Goal of the exercise. Scan the data below for the string "JSON". Show every line where it turns up.

Material provided.
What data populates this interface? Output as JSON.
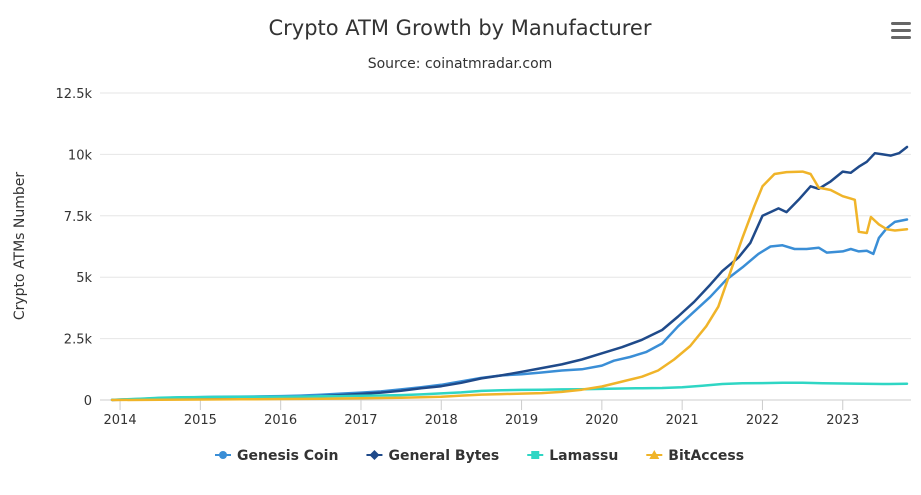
{
  "chart_data": {
    "type": "line",
    "title": "Crypto ATM Growth by Manufacturer",
    "subtitle": "Source: coinatmradar.com",
    "xlabel": "",
    "ylabel": "Crypto ATMs Number",
    "xlim": [
      2013.75,
      2023.85
    ],
    "ylim": [
      0,
      12500
    ],
    "x_ticks": [
      2014,
      2015,
      2016,
      2017,
      2018,
      2019,
      2020,
      2021,
      2022,
      2023
    ],
    "x_tick_labels": [
      "2014",
      "2015",
      "2016",
      "2017",
      "2018",
      "2019",
      "2020",
      "2021",
      "2022",
      "2023"
    ],
    "y_ticks": [
      0,
      2500,
      5000,
      7500,
      10000,
      12500
    ],
    "y_tick_labels": [
      "0",
      "2.5k",
      "5k",
      "7.5k",
      "10k",
      "12.5k"
    ],
    "grid": true,
    "legend_position": "bottom-center",
    "series": [
      {
        "name": "Genesis Coin",
        "color": "#3a8ed6",
        "marker": "circle",
        "points": [
          [
            2013.9,
            5
          ],
          [
            2014.0,
            15
          ],
          [
            2014.25,
            40
          ],
          [
            2014.5,
            80
          ],
          [
            2014.75,
            100
          ],
          [
            2015.0,
            120
          ],
          [
            2015.25,
            130
          ],
          [
            2015.5,
            140
          ],
          [
            2015.75,
            145
          ],
          [
            2016.0,
            160
          ],
          [
            2016.25,
            180
          ],
          [
            2016.5,
            210
          ],
          [
            2016.75,
            260
          ],
          [
            2017.0,
            300
          ],
          [
            2017.25,
            350
          ],
          [
            2017.5,
            430
          ],
          [
            2017.75,
            520
          ],
          [
            2018.0,
            620
          ],
          [
            2018.25,
            760
          ],
          [
            2018.5,
            900
          ],
          [
            2018.75,
            1000
          ],
          [
            2019.0,
            1050
          ],
          [
            2019.25,
            1120
          ],
          [
            2019.5,
            1200
          ],
          [
            2019.75,
            1250
          ],
          [
            2020.0,
            1400
          ],
          [
            2020.15,
            1600
          ],
          [
            2020.35,
            1750
          ],
          [
            2020.55,
            1950
          ],
          [
            2020.75,
            2300
          ],
          [
            2020.95,
            3000
          ],
          [
            2021.15,
            3600
          ],
          [
            2021.35,
            4200
          ],
          [
            2021.55,
            4900
          ],
          [
            2021.75,
            5400
          ],
          [
            2021.95,
            5950
          ],
          [
            2022.1,
            6250
          ],
          [
            2022.25,
            6300
          ],
          [
            2022.4,
            6150
          ],
          [
            2022.55,
            6150
          ],
          [
            2022.7,
            6200
          ],
          [
            2022.8,
            6000
          ],
          [
            2023.0,
            6050
          ],
          [
            2023.1,
            6150
          ],
          [
            2023.2,
            6050
          ],
          [
            2023.3,
            6080
          ],
          [
            2023.38,
            5950
          ],
          [
            2023.45,
            6600
          ],
          [
            2023.55,
            7000
          ],
          [
            2023.65,
            7250
          ],
          [
            2023.8,
            7350
          ]
        ]
      },
      {
        "name": "General Bytes",
        "color": "#1f4a8a",
        "marker": "diamond",
        "points": [
          [
            2013.9,
            5
          ],
          [
            2014.0,
            10
          ],
          [
            2014.25,
            20
          ],
          [
            2014.5,
            30
          ],
          [
            2014.75,
            40
          ],
          [
            2015.0,
            50
          ],
          [
            2015.25,
            60
          ],
          [
            2015.5,
            70
          ],
          [
            2015.75,
            80
          ],
          [
            2016.0,
            100
          ],
          [
            2016.25,
            130
          ],
          [
            2016.5,
            160
          ],
          [
            2016.75,
            200
          ],
          [
            2017.0,
            250
          ],
          [
            2017.25,
            300
          ],
          [
            2017.5,
            380
          ],
          [
            2017.75,
            480
          ],
          [
            2018.0,
            560
          ],
          [
            2018.25,
            700
          ],
          [
            2018.5,
            880
          ],
          [
            2018.75,
            1000
          ],
          [
            2019.0,
            1150
          ],
          [
            2019.25,
            1300
          ],
          [
            2019.5,
            1450
          ],
          [
            2019.75,
            1650
          ],
          [
            2020.0,
            1900
          ],
          [
            2020.25,
            2150
          ],
          [
            2020.5,
            2450
          ],
          [
            2020.75,
            2850
          ],
          [
            2020.95,
            3400
          ],
          [
            2021.15,
            4000
          ],
          [
            2021.35,
            4700
          ],
          [
            2021.5,
            5250
          ],
          [
            2021.7,
            5800
          ],
          [
            2021.85,
            6400
          ],
          [
            2022.0,
            7500
          ],
          [
            2022.1,
            7650
          ],
          [
            2022.2,
            7800
          ],
          [
            2022.3,
            7650
          ],
          [
            2022.45,
            8150
          ],
          [
            2022.6,
            8700
          ],
          [
            2022.7,
            8600
          ],
          [
            2022.85,
            8900
          ],
          [
            2023.0,
            9300
          ],
          [
            2023.1,
            9250
          ],
          [
            2023.2,
            9500
          ],
          [
            2023.3,
            9700
          ],
          [
            2023.4,
            10050
          ],
          [
            2023.5,
            10000
          ],
          [
            2023.6,
            9950
          ],
          [
            2023.7,
            10050
          ],
          [
            2023.8,
            10300
          ]
        ]
      },
      {
        "name": "Lamassu",
        "color": "#2fd6c4",
        "marker": "square",
        "points": [
          [
            2013.9,
            5
          ],
          [
            2014.0,
            20
          ],
          [
            2014.25,
            50
          ],
          [
            2014.5,
            90
          ],
          [
            2014.75,
            110
          ],
          [
            2015.0,
            120
          ],
          [
            2015.25,
            125
          ],
          [
            2015.5,
            130
          ],
          [
            2015.75,
            130
          ],
          [
            2016.0,
            135
          ],
          [
            2016.25,
            140
          ],
          [
            2016.5,
            150
          ],
          [
            2016.75,
            160
          ],
          [
            2017.0,
            170
          ],
          [
            2017.25,
            185
          ],
          [
            2017.5,
            200
          ],
          [
            2017.75,
            230
          ],
          [
            2018.0,
            270
          ],
          [
            2018.25,
            310
          ],
          [
            2018.5,
            370
          ],
          [
            2018.75,
            400
          ],
          [
            2019.0,
            410
          ],
          [
            2019.25,
            420
          ],
          [
            2019.5,
            430
          ],
          [
            2019.75,
            440
          ],
          [
            2020.0,
            450
          ],
          [
            2020.25,
            470
          ],
          [
            2020.5,
            480
          ],
          [
            2020.75,
            490
          ],
          [
            2021.0,
            520
          ],
          [
            2021.25,
            580
          ],
          [
            2021.5,
            650
          ],
          [
            2021.75,
            680
          ],
          [
            2022.0,
            690
          ],
          [
            2022.25,
            700
          ],
          [
            2022.5,
            700
          ],
          [
            2022.75,
            680
          ],
          [
            2023.0,
            670
          ],
          [
            2023.25,
            660
          ],
          [
            2023.5,
            650
          ],
          [
            2023.8,
            660
          ]
        ]
      },
      {
        "name": "BitAccess",
        "color": "#f0b429",
        "marker": "triangle",
        "points": [
          [
            2013.9,
            0
          ],
          [
            2014.5,
            10
          ],
          [
            2015.0,
            20
          ],
          [
            2015.5,
            30
          ],
          [
            2016.0,
            40
          ],
          [
            2016.5,
            50
          ],
          [
            2017.0,
            70
          ],
          [
            2017.5,
            90
          ],
          [
            2017.75,
            110
          ],
          [
            2018.0,
            130
          ],
          [
            2018.25,
            180
          ],
          [
            2018.5,
            220
          ],
          [
            2018.75,
            240
          ],
          [
            2019.0,
            260
          ],
          [
            2019.25,
            280
          ],
          [
            2019.5,
            330
          ],
          [
            2019.75,
            420
          ],
          [
            2020.0,
            550
          ],
          [
            2020.25,
            750
          ],
          [
            2020.5,
            950
          ],
          [
            2020.7,
            1200
          ],
          [
            2020.9,
            1650
          ],
          [
            2021.1,
            2200
          ],
          [
            2021.3,
            3000
          ],
          [
            2021.45,
            3800
          ],
          [
            2021.6,
            5200
          ],
          [
            2021.75,
            6600
          ],
          [
            2021.9,
            7900
          ],
          [
            2022.0,
            8700
          ],
          [
            2022.15,
            9200
          ],
          [
            2022.3,
            9280
          ],
          [
            2022.5,
            9300
          ],
          [
            2022.6,
            9200
          ],
          [
            2022.7,
            8650
          ],
          [
            2022.85,
            8550
          ],
          [
            2023.0,
            8300
          ],
          [
            2023.1,
            8200
          ],
          [
            2023.15,
            8150
          ],
          [
            2023.2,
            6850
          ],
          [
            2023.3,
            6800
          ],
          [
            2023.35,
            7450
          ],
          [
            2023.45,
            7150
          ],
          [
            2023.55,
            6950
          ],
          [
            2023.65,
            6900
          ],
          [
            2023.8,
            6950
          ]
        ]
      }
    ]
  }
}
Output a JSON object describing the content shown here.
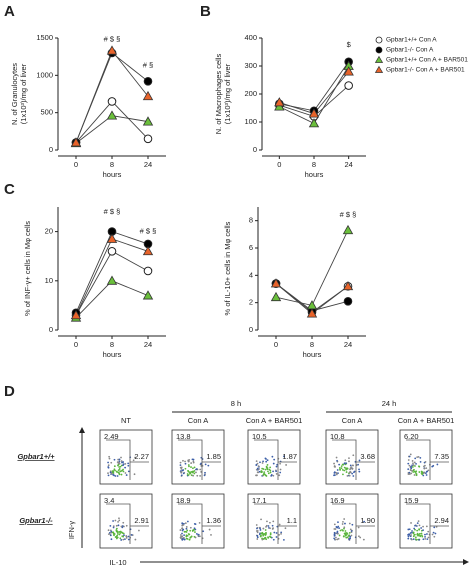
{
  "chart_data": [
    {
      "type": "line",
      "panel": "A",
      "ylabel": [
        "N. of Granulocytes",
        "(1x10³)/mg of liver"
      ],
      "xlabel": "hours",
      "categories": [
        "0",
        "8",
        "24"
      ],
      "ylim": [
        0,
        1500
      ],
      "yticks": [
        0,
        500,
        1000,
        1500
      ],
      "series": [
        {
          "color": "#ffffff",
          "marker": "circle",
          "values": [
            100,
            650,
            150
          ]
        },
        {
          "color": "#000000",
          "marker": "circle",
          "values": [
            100,
            1300,
            920
          ]
        },
        {
          "color": "#6abf3b",
          "marker": "triangle",
          "values": [
            90,
            460,
            380
          ]
        },
        {
          "color": "#e8632a",
          "marker": "triangle",
          "values": [
            100,
            1330,
            720
          ]
        }
      ],
      "annotations": [
        {
          "x": "8",
          "text": "# $ §",
          "y": 1480
        },
        {
          "x": "24",
          "text": "# §",
          "y": 1130
        }
      ]
    },
    {
      "type": "line",
      "panel": "B",
      "ylabel": [
        "N. of Macrophages cells",
        "(1x10³)/mg of liver"
      ],
      "xlabel": "hours",
      "categories": [
        "0",
        "8",
        "24"
      ],
      "ylim": [
        0,
        400
      ],
      "yticks": [
        0,
        100,
        200,
        300,
        400
      ],
      "legend": "right",
      "series": [
        {
          "name": "Gpbar1+/+ Con A",
          "color": "#ffffff",
          "marker": "circle",
          "values": [
            160,
            120,
            230
          ]
        },
        {
          "name": "Gpbar1-/- Con A",
          "color": "#000000",
          "marker": "circle",
          "values": [
            165,
            140,
            315
          ]
        },
        {
          "name": "Gpbar1+/+ Con A + BAR501",
          "color": "#6abf3b",
          "marker": "triangle",
          "values": [
            155,
            95,
            300
          ]
        },
        {
          "name": "Gpbar1-/- Con A + BAR501",
          "color": "#e8632a",
          "marker": "triangle",
          "values": [
            170,
            130,
            280
          ]
        }
      ],
      "annotations": [
        {
          "x": "24",
          "text": "$",
          "y": 375
        }
      ]
    },
    {
      "type": "line",
      "panel": "C",
      "ylabel": [
        "% of INF-γ+ cells in Mφ cells"
      ],
      "xlabel": "hours",
      "categories": [
        "0",
        "8",
        "24"
      ],
      "ylim": [
        0,
        25
      ],
      "yticks": [
        0,
        10,
        20
      ],
      "series": [
        {
          "color": "#ffffff",
          "marker": "circle",
          "values": [
            3,
            16,
            12
          ]
        },
        {
          "color": "#000000",
          "marker": "circle",
          "values": [
            3.5,
            20,
            17.5
          ]
        },
        {
          "color": "#6abf3b",
          "marker": "triangle",
          "values": [
            2.5,
            10,
            7
          ]
        },
        {
          "color": "#e8632a",
          "marker": "triangle",
          "values": [
            3,
            18.5,
            16
          ]
        }
      ],
      "annotations": [
        {
          "x": "8",
          "text": "# $ §",
          "y": 24
        },
        {
          "x": "24",
          "text": "# $ §",
          "y": 20
        }
      ]
    },
    {
      "type": "line",
      "ylabel": [
        "% of IL-10+ cells in Mφ cells"
      ],
      "xlabel": "hours",
      "categories": [
        "0",
        "8",
        "24"
      ],
      "ylim": [
        0,
        9
      ],
      "yticks": [
        0,
        2,
        4,
        6,
        8
      ],
      "series": [
        {
          "color": "#ffffff",
          "marker": "circle",
          "values": [
            3.4,
            1.3,
            3.2
          ]
        },
        {
          "color": "#000000",
          "marker": "circle",
          "values": [
            3.4,
            1.4,
            2.1
          ]
        },
        {
          "color": "#6abf3b",
          "marker": "triangle",
          "values": [
            2.4,
            1.8,
            7.3
          ]
        },
        {
          "color": "#e8632a",
          "marker": "triangle",
          "values": [
            3.4,
            1.2,
            3.2
          ]
        }
      ],
      "annotations": [
        {
          "x": "24",
          "text": "# $ §",
          "y": 8.4
        }
      ]
    }
  ],
  "flow": {
    "panel": "D",
    "groups": [
      "8 h",
      "24 h"
    ],
    "columns": [
      "NT",
      "Con A",
      "Con A + BAR501",
      "Con A",
      "Con A + BAR501"
    ],
    "rows": [
      {
        "label": "Gpbar1+/+",
        "values": [
          [
            "2.49",
            "2.27"
          ],
          [
            "13.8",
            "1.85"
          ],
          [
            "10.5",
            "1.87"
          ],
          [
            "10.8",
            "3.68"
          ],
          [
            "6.20",
            "7.35"
          ]
        ]
      },
      {
        "label": "Gpbar1-/-",
        "values": [
          [
            "3.4",
            "2.91"
          ],
          [
            "18.9",
            "1.36"
          ],
          [
            "17.1",
            "1.1"
          ],
          [
            "16.9",
            "1.90"
          ],
          [
            "15.9",
            "2.94"
          ]
        ]
      }
    ],
    "y_axis_label": "IFN-γ",
    "x_axis_label": "IL-10"
  }
}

Output for this task.
What data populates this interface? Output as JSON.
Output a JSON object describing the content shown here.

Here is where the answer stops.